Your task is to filter the data below down to the lines holding "National".

============================================================

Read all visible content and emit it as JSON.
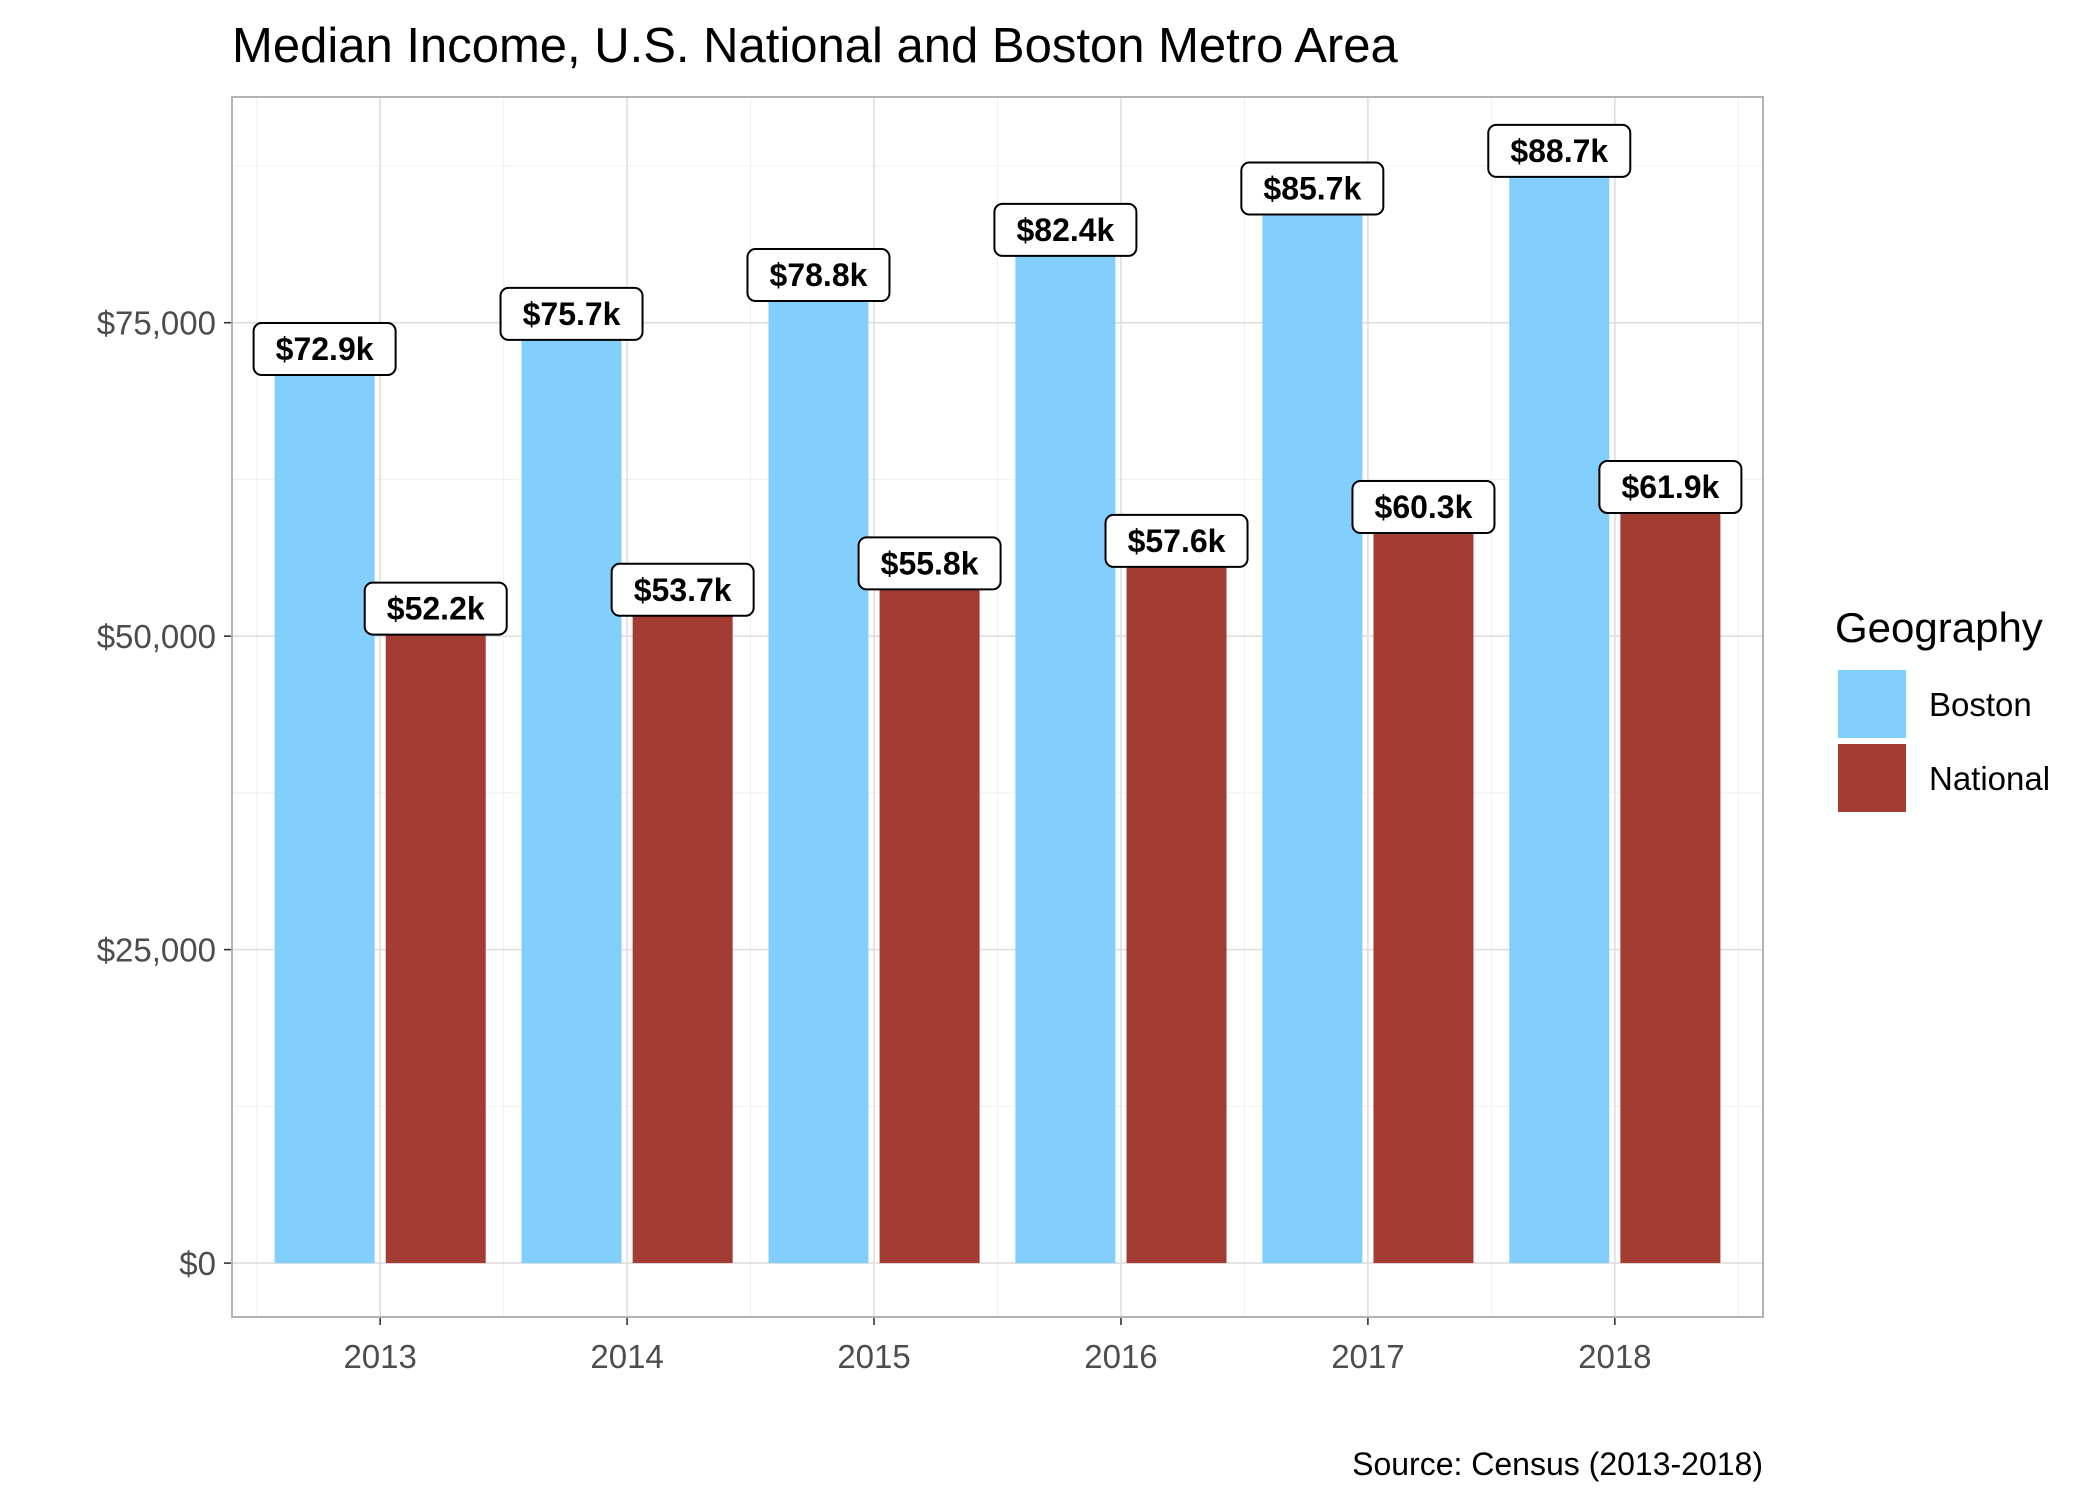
{
  "chart_data": {
    "type": "bar",
    "title": "Median Income, U.S. National and Boston Metro Area",
    "caption": "Source: Census (2013-2018)",
    "xlabel": "",
    "ylabel": "",
    "categories": [
      "2013",
      "2014",
      "2015",
      "2016",
      "2017",
      "2018"
    ],
    "series": [
      {
        "name": "Boston",
        "color": "#82cffd",
        "values": [
          72900,
          75700,
          78800,
          82400,
          85700,
          88700
        ],
        "labels": [
          "$72.9k",
          "$75.7k",
          "$78.8k",
          "$82.4k",
          "$85.7k",
          "$88.7k"
        ]
      },
      {
        "name": "National",
        "color": "#a33c33",
        "values": [
          52200,
          53700,
          55800,
          57600,
          60300,
          61900
        ],
        "labels": [
          "$52.2k",
          "$53.7k",
          "$55.8k",
          "$57.6k",
          "$60.3k",
          "$61.9k"
        ]
      }
    ],
    "y_ticks": [
      0,
      25000,
      50000,
      75000
    ],
    "y_tick_labels": [
      "$0",
      "$25,000",
      "$50,000",
      "$75,000"
    ],
    "ylim": [
      -4300,
      93000
    ],
    "grid": true,
    "legend": {
      "title": "Geography",
      "position": "right"
    }
  }
}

============================================================

◆ Task answer:
    "title": "Median Income, U.S. National and Boston Metro Area",
        "name": "National",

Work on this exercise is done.